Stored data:
********************

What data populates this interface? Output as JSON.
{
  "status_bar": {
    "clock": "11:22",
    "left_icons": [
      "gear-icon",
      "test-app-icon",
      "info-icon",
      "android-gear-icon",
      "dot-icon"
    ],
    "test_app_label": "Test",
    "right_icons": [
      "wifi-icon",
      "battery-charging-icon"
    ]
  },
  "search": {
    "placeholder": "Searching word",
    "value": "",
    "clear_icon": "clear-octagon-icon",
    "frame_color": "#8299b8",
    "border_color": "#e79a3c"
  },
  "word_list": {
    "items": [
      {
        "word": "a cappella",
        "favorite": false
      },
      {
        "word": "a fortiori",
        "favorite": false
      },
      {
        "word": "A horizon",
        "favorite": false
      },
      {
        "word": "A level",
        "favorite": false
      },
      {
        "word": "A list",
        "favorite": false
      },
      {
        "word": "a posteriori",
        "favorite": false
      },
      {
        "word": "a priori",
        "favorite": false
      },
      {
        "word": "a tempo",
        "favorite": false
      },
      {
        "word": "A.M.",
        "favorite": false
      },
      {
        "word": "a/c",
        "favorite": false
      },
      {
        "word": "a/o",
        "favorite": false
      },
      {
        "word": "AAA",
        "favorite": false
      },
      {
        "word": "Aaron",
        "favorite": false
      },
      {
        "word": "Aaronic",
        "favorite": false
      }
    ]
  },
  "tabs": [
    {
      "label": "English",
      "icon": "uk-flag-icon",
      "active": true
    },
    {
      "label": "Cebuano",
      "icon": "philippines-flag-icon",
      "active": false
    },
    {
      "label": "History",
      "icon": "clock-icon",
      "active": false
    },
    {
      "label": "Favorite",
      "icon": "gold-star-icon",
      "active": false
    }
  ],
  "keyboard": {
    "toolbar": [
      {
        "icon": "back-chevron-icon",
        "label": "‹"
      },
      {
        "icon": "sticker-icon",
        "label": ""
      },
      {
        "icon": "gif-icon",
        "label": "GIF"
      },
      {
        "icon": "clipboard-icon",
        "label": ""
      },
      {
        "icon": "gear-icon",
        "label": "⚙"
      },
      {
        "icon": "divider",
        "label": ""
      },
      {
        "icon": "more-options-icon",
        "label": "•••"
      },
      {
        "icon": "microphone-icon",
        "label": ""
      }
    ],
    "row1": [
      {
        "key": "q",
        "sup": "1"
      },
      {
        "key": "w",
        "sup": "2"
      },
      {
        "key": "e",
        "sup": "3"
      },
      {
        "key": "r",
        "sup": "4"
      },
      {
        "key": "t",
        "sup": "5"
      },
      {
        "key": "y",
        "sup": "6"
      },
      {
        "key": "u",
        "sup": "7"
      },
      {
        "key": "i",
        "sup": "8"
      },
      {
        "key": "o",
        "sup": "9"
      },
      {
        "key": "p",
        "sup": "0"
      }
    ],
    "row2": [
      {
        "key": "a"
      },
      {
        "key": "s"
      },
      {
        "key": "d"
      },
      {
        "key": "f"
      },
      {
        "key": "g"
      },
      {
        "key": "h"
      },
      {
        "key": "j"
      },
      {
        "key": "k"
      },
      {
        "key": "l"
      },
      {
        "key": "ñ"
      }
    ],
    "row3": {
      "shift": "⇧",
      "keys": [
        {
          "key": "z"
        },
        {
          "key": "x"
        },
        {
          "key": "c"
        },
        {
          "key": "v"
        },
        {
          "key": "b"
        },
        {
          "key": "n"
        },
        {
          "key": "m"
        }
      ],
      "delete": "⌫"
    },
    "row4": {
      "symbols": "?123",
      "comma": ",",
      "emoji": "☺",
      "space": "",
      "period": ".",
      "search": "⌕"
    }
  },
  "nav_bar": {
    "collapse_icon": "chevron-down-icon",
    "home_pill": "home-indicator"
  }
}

********************

Given task: Review the preceding data and report every line that includes the string "chevron".

Solution for this task:
        "icon": "back-chevron-icon",
    "collapse_icon": "chevron-down-icon",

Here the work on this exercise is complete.